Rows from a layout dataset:
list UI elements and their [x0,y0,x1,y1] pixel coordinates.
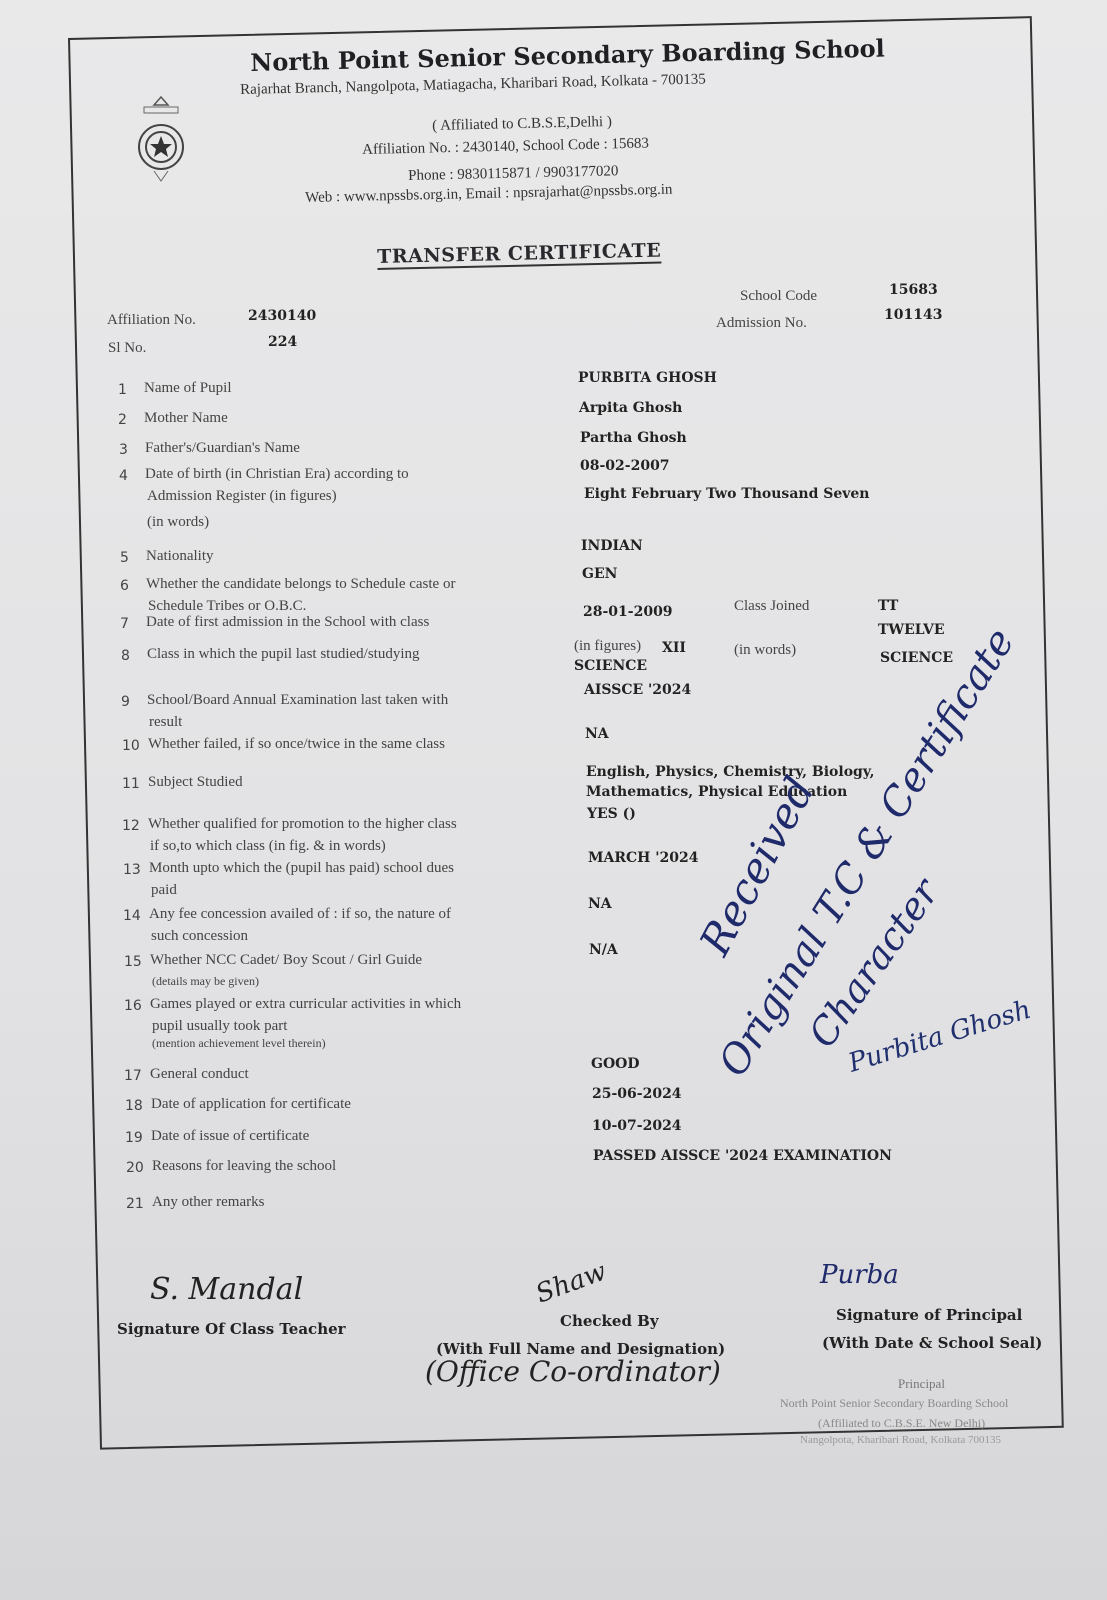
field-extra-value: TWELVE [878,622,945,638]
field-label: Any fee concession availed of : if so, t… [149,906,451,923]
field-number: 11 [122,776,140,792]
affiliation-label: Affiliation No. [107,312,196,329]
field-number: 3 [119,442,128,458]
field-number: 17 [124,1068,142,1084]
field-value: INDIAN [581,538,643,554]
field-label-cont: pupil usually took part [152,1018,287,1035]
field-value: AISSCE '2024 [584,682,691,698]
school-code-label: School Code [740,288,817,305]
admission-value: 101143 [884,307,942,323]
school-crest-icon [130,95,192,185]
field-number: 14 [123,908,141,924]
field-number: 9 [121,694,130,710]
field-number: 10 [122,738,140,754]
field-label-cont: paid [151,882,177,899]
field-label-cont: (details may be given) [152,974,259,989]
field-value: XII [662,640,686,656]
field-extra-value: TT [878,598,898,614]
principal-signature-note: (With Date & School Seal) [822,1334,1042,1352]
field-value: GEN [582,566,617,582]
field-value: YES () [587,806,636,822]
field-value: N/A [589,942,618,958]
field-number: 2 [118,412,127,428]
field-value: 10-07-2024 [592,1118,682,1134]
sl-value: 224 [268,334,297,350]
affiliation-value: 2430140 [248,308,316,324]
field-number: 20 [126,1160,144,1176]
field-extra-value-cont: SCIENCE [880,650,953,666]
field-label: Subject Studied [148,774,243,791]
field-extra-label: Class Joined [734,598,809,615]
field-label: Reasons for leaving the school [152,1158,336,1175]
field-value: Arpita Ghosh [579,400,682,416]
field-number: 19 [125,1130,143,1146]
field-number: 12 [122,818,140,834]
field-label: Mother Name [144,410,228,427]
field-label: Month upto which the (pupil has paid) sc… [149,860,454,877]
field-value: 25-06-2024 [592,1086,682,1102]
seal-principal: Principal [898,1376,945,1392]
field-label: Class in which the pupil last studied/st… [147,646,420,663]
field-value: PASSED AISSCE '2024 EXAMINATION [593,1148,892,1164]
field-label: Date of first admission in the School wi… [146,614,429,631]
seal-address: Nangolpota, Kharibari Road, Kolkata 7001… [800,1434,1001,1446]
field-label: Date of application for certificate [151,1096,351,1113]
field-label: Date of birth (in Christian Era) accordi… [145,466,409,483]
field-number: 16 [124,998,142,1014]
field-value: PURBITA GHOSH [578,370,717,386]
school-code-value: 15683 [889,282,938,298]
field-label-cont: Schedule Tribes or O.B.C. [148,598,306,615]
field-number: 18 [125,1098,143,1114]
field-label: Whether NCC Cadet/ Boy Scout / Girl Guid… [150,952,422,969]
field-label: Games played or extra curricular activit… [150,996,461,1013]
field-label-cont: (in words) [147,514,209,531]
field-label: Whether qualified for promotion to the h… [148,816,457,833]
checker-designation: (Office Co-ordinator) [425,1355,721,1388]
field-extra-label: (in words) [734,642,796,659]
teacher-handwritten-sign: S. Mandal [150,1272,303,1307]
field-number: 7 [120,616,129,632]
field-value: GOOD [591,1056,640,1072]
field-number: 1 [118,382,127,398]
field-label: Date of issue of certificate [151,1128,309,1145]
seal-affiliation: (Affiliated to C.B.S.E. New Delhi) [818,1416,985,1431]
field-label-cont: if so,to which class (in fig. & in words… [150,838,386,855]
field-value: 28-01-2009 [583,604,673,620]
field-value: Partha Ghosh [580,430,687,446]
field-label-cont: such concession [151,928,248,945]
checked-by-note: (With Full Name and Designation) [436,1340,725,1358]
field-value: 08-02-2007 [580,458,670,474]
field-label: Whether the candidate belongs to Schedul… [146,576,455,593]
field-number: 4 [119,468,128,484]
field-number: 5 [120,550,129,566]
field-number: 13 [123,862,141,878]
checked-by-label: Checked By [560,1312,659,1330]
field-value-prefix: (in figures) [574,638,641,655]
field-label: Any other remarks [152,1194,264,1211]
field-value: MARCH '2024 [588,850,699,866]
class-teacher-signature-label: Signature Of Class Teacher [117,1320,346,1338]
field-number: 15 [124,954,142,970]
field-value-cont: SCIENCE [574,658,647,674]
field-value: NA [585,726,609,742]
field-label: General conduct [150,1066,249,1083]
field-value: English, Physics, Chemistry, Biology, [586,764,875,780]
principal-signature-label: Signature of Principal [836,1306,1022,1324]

What is expected: Rewrite every line of the listing above as a Markdown table with the columns "No." and "Line", numbering the rows in order and skipping blank lines. Leave the pictures out.

Solution for this exercise:
| No. | Line |
|---|---|
| 1 | list UI elements and their [x0,y0,x1,y1] pixel coordinates. |
| 2 | field-extra-value: TWELVE [878,622,945,638] |
| 3 | field-label: Any fee concession availed of : if so, t… [149,906,451,923] |
| 4 | field-number: 11 [122,776,140,792] |
| 5 | affiliation-label: Affiliation No. [107,312,196,329] |
| 6 | field-number: 3 [119,442,128,458] |
| 7 | field-number: 17 [124,1068,142,1084] |
| 8 | field-value: INDIAN [581,538,643,554] |
| 9 | field-label-cont: pupil usually took part [152,1018,287,1035] |
| 10 | field-value: AISSCE '2024 [584,682,691,698] |
| 11 | school-code-label: School Code [740,288,817,305] |
| 12 | admission-value: 101143 [884,307,942,323] |
| 13 | school-crest-icon [130,95,192,185] |
| 14 | field-number: 14 [123,908,141,924] |
| 15 | field-number: 9 [121,694,130,710] |
| 16 | field-number: 10 [122,738,140,754] |
| 17 | field-label-cont: paid [151,882,177,899] |
| 18 | field-label-cont: (details may be given) [152,974,259,989] |
| 19 | field-value: XII [662,640,686,656] |
| 20 | field-extra-value: TT [878,598,898,614] |
| 21 | principal-signature-note: (With Date & School Seal) [822,1334,1042,1352] |
| 22 | field-value: GEN [582,566,617,582] |
| 23 | field-value: YES () [587,806,636,822] |
| 24 | field-value: N/A [589,942,618,958] |
| 25 | field-number: 2 [118,412,127,428] |
| 26 | field-value: 10-07-2024 [592,1118,682,1134] |
| 27 | sl-value: 224 [268,334,297,350] |
| 28 | affiliation-value: 2430140 [248,308,316,324] |
| 29 | field-number: 20 [126,1160,144,1176] |
| 30 | field-extra-value-cont: SCIENCE [880,650,953,666] |
| 31 | field-label: Subject Studied [148,774,243,791] |
| 32 | field-extra-label: Class Joined [734,598,809,615] |
| 33 | field-label: Reasons for leaving the school [152,1158,336,1175] |
| 34 | field-value: Arpita Ghosh [579,400,682,416] |
| 35 | field-number: 19 [125,1130,143,1146] |
| 36 | field-number: 12 [122,818,140,834] |
| 37 | field-label: Mother Name [144,410,228,427] |
| 38 | field-label: Month upto which the (pupil has paid) sc… [149,860,454,877] |
| 39 | field-value: 25-06-2024 [592,1086,682,1102] |
| 40 | seal-principal: Principal [898,1376,945,1392] |
| 41 | field-label: Class in which the pupil last studied/st… [147,646,420,663] |
| 42 | field-value: PASSED AISSCE '2024 EXAMINATION [593,1148,892,1164] |
| 43 | field-label: Date of first admission in the School wi… [146,614,429,631] |
| 44 | seal-address: Nangolpota, Kharibari Road, Kolkata 7001… [800,1434,1001,1446] |
| 45 | field-label: Date of application for certificate [151,1096,351,1113] |
| 46 | field-label: Date of birth (in Christian Era) accordi… [145,466,409,483] |
| 47 | field-number: 16 [124,998,142,1014] |
| 48 | field-value: PURBITA GHOSH [578,370,717,386] |
| 49 | school-code-value: 15683 [889,282,938,298] |
| 50 | field-label-cont: Schedule Tribes or O.B.C. [148,598,306,615] |
| 51 | field-number: 18 [125,1098,143,1114] |
| 52 | field-label: Whether NCC Cadet/ Boy Scout / Girl Guid… [150,952,422,969] |
| 53 | field-label: Games played or extra curricular activit… [150,996,461,1013] |
| 54 | field-label-cont: (in words) [147,514,209,531] |
| 55 | field-label: Whether qualified for promotion to the h… [148,816,457,833] |
| 56 | checker-designation: (Office Co-ordinator) [425,1355,721,1388] |
| 57 | field-extra-label: (in words) [734,642,796,659] |
| 58 | teacher-handwritten-sign: S. Mandal [150,1272,303,1307] |
| 59 | field-number: 7 [120,616,129,632] |
| 60 | field-value: GOOD [591,1056,640,1072] |
| 61 | field-number: 1 [118,382,127,398] |
| 62 | field-label: Date of issue of certificate [151,1128,309,1145] |
| 63 | seal-affiliation: (Affiliated to C.B.S.E. New Delhi) [818,1416,985,1431] |
| 64 | field-label-cont: if so,to which class (in fig. & in words… [150,838,386,855] |
| 65 | field-value: 28-01-2009 [583,604,673,620] |
| 66 | field-value: Partha Ghosh [580,430,687,446] |
| 67 | field-label-cont: such concession [151,928,248,945] |
| 68 | checked-by-note: (With Full Name and Designation) [436,1340,725,1358] |
| 69 | field-value: 08-02-2007 [580,458,670,474] |
| 70 | field-label: Whether the candidate belongs to Schedul… [146,576,455,593] |
| 71 | field-number: 4 [119,468,128,484] |
| 72 | field-number: 5 [120,550,129,566] |
| 73 | field-number: 13 [123,862,141,878] |
| 74 | checked-by-label: Checked By [560,1312,659,1330] |
| 75 | field-value-prefix: (in figures) [574,638,641,655] |
| 76 | field-label: Any other remarks [152,1194,264,1211] |
| 77 | field-value: MARCH '2024 [588,850,699,866] |
| 78 | class-teacher-signature-label: Signature Of Class Teacher [117,1320,346,1338] |
| 79 | field-number: 15 [124,954,142,970] |
| 80 | field-value-cont: SCIENCE [574,658,647,674] |
| 81 | field-value: NA [585,726,609,742] |
| 82 | field-label: General conduct [150,1066,249,1083] |
| 83 | field-value: English, Physics, Chemistry, Biology, [586,764,875,780] |
| 84 | principal-signature-label: Signature of Principal [836,1306,1022,1324] |